Task ▸ Filter the listing below, copying every line in which the word "index" appears.

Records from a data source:
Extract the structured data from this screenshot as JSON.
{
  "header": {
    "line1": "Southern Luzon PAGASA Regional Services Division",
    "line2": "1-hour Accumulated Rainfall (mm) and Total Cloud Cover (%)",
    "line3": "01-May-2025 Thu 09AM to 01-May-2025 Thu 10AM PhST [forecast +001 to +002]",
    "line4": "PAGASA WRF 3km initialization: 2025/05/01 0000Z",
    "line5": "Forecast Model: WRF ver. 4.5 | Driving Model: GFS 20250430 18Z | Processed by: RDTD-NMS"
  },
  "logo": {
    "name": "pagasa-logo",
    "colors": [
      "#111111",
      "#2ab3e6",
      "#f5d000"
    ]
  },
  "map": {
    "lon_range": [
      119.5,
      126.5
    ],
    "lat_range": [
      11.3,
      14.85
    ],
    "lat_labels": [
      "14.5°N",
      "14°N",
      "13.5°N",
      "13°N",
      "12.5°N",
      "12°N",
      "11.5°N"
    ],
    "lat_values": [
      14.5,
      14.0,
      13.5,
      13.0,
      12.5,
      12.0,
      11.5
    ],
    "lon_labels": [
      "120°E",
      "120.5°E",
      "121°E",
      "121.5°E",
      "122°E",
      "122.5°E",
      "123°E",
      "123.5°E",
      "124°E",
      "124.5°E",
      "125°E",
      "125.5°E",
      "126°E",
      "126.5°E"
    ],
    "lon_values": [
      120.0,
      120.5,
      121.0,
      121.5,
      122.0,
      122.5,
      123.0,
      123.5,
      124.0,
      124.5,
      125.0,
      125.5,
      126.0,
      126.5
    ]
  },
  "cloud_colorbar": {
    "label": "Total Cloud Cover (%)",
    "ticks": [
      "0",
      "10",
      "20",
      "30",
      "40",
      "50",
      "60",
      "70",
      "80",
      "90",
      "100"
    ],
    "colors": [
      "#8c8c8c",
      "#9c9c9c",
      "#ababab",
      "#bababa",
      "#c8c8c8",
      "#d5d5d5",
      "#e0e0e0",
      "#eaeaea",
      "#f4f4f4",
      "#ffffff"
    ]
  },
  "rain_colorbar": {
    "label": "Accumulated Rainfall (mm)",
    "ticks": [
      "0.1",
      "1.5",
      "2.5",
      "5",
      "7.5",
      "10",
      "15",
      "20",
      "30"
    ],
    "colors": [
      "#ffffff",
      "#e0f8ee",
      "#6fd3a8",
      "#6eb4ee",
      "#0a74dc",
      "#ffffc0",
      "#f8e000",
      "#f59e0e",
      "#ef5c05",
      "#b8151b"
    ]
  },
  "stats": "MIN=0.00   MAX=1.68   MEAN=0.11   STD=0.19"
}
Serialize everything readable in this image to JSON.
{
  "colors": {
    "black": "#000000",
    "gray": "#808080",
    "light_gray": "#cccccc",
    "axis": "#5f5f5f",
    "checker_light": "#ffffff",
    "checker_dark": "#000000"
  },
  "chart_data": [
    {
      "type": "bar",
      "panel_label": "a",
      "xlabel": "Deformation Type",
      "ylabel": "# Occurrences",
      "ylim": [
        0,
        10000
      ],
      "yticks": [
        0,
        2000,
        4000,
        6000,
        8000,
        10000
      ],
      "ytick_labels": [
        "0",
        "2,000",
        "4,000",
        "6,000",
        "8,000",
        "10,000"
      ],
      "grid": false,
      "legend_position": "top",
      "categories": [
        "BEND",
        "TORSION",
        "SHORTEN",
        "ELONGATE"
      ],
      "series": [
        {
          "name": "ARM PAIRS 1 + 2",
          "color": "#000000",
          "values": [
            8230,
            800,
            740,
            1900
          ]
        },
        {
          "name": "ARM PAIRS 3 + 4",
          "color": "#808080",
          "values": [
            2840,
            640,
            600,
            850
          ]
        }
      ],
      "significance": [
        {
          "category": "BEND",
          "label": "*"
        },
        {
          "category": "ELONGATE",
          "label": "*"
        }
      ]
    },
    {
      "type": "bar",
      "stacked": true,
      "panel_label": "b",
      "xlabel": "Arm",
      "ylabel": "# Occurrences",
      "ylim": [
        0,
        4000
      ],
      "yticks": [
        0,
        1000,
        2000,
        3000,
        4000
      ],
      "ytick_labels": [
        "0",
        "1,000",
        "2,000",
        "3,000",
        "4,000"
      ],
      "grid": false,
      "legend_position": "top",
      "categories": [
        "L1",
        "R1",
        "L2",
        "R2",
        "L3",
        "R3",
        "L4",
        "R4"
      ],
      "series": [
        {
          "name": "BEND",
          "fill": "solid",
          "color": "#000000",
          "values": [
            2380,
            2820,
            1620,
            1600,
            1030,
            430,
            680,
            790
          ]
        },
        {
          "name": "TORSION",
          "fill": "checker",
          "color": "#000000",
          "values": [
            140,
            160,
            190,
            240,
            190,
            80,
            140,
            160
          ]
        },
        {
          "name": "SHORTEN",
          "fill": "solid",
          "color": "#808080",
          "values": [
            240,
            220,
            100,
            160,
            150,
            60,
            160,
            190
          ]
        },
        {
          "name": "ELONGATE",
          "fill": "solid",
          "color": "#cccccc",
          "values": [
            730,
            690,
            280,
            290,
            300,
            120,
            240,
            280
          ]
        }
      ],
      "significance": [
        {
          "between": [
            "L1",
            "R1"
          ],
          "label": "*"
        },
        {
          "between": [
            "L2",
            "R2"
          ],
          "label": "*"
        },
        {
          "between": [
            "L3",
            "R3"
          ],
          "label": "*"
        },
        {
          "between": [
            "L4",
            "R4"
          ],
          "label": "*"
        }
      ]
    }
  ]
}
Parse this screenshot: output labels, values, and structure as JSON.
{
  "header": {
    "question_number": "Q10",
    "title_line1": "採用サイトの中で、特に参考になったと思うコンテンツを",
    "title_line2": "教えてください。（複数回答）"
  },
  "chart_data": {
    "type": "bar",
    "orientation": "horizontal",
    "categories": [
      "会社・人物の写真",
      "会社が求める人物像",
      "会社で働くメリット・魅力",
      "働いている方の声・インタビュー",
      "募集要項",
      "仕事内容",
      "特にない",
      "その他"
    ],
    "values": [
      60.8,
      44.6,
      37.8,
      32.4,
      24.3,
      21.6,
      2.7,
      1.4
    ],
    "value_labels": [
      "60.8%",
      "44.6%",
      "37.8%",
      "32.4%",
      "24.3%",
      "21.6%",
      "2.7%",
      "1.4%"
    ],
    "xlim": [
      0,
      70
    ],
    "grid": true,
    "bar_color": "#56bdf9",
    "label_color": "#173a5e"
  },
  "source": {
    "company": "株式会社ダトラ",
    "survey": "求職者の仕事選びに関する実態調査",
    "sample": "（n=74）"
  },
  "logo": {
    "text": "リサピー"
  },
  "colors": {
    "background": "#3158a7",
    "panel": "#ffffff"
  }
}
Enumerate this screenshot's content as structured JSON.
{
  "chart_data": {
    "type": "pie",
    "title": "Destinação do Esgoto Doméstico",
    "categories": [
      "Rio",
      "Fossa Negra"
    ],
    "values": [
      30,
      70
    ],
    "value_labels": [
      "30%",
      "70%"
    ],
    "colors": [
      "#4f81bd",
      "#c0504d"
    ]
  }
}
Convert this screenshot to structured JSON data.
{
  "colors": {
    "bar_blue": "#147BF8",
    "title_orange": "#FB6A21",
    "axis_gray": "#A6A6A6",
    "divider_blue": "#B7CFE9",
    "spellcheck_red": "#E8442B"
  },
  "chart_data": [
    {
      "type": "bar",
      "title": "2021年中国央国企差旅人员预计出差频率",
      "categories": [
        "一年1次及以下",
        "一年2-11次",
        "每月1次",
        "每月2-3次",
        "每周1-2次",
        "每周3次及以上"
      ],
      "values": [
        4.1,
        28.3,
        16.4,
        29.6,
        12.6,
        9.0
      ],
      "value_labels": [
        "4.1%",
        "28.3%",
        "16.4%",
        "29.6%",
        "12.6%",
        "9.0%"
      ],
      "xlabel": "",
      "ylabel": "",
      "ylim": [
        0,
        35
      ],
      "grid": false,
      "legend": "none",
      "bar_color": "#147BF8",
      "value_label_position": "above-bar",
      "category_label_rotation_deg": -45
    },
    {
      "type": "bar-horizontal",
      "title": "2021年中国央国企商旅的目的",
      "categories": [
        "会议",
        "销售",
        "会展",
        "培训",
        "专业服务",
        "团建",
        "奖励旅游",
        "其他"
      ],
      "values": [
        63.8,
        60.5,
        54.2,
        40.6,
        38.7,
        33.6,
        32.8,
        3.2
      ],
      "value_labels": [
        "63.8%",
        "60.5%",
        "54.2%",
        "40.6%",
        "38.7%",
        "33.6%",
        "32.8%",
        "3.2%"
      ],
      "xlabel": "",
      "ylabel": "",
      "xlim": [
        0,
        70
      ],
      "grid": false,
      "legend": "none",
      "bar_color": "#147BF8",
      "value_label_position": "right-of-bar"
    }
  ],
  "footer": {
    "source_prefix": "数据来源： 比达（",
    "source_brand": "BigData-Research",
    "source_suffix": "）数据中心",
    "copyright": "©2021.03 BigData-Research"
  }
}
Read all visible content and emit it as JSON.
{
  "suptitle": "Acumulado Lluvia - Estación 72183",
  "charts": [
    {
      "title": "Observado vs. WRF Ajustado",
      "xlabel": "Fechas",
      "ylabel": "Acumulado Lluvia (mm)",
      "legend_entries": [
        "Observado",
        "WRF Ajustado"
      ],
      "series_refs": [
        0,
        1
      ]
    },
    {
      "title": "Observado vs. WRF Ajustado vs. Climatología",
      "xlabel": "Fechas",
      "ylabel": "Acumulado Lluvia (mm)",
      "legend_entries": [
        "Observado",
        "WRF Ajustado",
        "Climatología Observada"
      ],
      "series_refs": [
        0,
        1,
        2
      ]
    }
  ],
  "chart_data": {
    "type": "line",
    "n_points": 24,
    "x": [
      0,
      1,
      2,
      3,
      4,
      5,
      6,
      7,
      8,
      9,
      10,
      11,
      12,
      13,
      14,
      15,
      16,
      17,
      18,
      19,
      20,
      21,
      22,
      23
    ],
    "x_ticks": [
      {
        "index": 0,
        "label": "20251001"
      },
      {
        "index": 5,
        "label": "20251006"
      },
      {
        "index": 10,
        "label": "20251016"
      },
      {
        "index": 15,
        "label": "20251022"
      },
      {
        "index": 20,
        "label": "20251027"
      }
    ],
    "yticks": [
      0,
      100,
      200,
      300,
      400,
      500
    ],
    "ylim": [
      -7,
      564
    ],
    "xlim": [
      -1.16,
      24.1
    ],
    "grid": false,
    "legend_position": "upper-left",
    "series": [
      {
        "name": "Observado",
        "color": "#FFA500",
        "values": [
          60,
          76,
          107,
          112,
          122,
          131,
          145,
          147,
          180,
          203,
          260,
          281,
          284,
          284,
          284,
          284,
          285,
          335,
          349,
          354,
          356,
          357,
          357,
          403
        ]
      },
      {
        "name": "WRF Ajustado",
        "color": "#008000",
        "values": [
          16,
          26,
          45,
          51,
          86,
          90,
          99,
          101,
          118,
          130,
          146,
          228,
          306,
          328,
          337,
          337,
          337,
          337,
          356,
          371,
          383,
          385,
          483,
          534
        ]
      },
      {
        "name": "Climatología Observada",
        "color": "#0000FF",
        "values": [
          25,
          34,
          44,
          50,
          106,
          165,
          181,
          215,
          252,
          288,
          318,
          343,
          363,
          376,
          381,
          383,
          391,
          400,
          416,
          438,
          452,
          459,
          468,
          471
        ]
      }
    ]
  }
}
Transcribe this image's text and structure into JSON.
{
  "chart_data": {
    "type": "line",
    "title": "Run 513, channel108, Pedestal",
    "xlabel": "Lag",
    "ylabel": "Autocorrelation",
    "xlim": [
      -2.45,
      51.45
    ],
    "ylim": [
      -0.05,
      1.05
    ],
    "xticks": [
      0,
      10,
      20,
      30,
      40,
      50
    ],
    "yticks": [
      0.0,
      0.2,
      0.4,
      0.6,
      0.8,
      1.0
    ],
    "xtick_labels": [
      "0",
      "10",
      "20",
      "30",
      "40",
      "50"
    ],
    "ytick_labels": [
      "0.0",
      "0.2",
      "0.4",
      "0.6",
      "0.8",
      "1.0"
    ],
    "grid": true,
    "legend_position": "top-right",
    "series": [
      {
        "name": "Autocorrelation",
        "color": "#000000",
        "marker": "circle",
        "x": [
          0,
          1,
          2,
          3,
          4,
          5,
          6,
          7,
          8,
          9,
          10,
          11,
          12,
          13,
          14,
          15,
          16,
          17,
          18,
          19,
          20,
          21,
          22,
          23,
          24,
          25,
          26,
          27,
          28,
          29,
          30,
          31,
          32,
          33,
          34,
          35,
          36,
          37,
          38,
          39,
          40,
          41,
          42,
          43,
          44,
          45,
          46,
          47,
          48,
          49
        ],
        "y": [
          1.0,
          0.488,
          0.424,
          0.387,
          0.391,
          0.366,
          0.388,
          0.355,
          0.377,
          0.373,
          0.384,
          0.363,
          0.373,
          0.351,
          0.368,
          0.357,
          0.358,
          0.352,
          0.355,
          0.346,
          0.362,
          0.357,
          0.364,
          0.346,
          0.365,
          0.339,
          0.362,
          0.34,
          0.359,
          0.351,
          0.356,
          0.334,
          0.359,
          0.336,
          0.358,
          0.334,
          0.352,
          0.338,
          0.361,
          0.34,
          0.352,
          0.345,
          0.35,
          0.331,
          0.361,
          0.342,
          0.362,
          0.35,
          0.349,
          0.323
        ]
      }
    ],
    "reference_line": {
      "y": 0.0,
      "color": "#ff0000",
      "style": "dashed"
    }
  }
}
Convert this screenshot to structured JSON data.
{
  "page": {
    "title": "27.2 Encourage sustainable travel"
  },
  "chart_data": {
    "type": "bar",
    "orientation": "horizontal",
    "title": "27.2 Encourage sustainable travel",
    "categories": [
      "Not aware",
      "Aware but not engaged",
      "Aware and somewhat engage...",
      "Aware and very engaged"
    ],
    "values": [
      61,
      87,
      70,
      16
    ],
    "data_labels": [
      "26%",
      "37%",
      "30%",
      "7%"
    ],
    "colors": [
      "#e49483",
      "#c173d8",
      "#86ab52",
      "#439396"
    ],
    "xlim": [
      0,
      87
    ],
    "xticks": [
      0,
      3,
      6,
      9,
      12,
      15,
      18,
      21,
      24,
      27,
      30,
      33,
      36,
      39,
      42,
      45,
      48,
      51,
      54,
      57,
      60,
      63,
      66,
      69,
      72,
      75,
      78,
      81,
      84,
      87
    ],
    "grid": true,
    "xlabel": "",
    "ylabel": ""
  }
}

Output for this exercise ▸
        "index": 0,
        "index": 5,
        "index": 10,
        "index": 15,
        "index": 20,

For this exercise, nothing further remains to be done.